> [TASK TO COMPLETE]:
Type out all the records word for word. Any pictures are to be left out.

> [DATA FOR THE TASK]:
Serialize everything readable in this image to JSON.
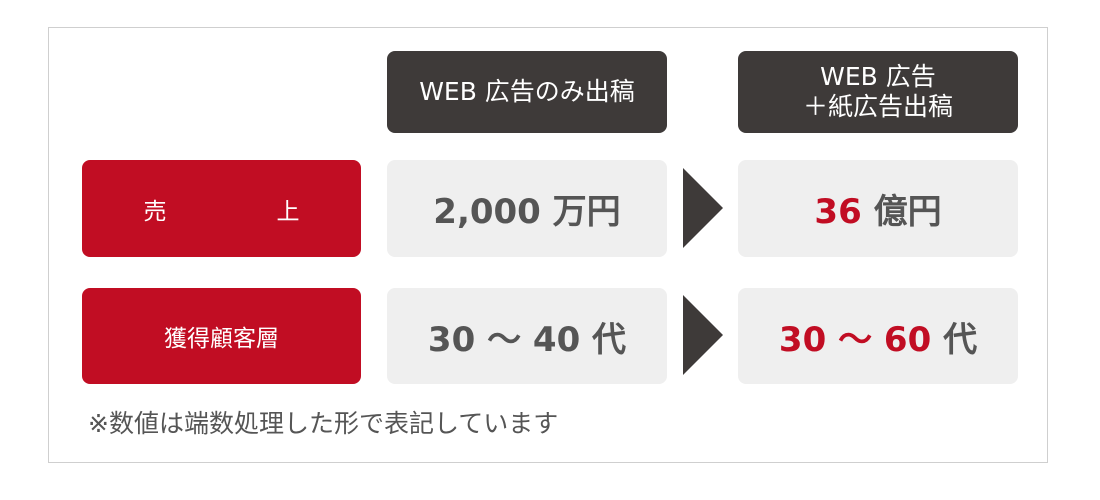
{
  "headers": [
    "WEB 広告のみ出稿",
    "WEB 広告",
    "＋紙広告出稿"
  ],
  "rows": [
    {
      "label_a": "売",
      "label_b": "上",
      "before": "2,000 万円",
      "after_num": "36",
      "after_unit": " 億円"
    },
    {
      "label": "獲得顧客層",
      "before": "30 〜 40 代",
      "after_num": "30 〜 60",
      "after_unit": " 代"
    }
  ],
  "footnote": "※数値は端数処理した形で表記しています",
  "colors": {
    "accent": "#c10d23",
    "header": "#3e3a39",
    "cell": "#efefef",
    "text": "#555555"
  }
}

> [REPLY TO THE TASK]:
Serialize everything readable in this image to JSON.
{
  "headers": [
    "WEB 広告のみ出稿",
    "WEB 広告",
    "＋紙広告出稿"
  ],
  "rows": [
    {
      "label_a": "売",
      "label_b": "上",
      "before": "2,000 万円",
      "after_num": "36",
      "after_unit": " 億円"
    },
    {
      "label": "獲得顧客層",
      "before": "30 〜 40 代",
      "after_num": "30 〜 60",
      "after_unit": " 代"
    }
  ],
  "footnote": "※数値は端数処理した形で表記しています",
  "colors": {
    "accent": "#c10d23",
    "header": "#3e3a39",
    "cell": "#efefef",
    "text": "#555555"
  }
}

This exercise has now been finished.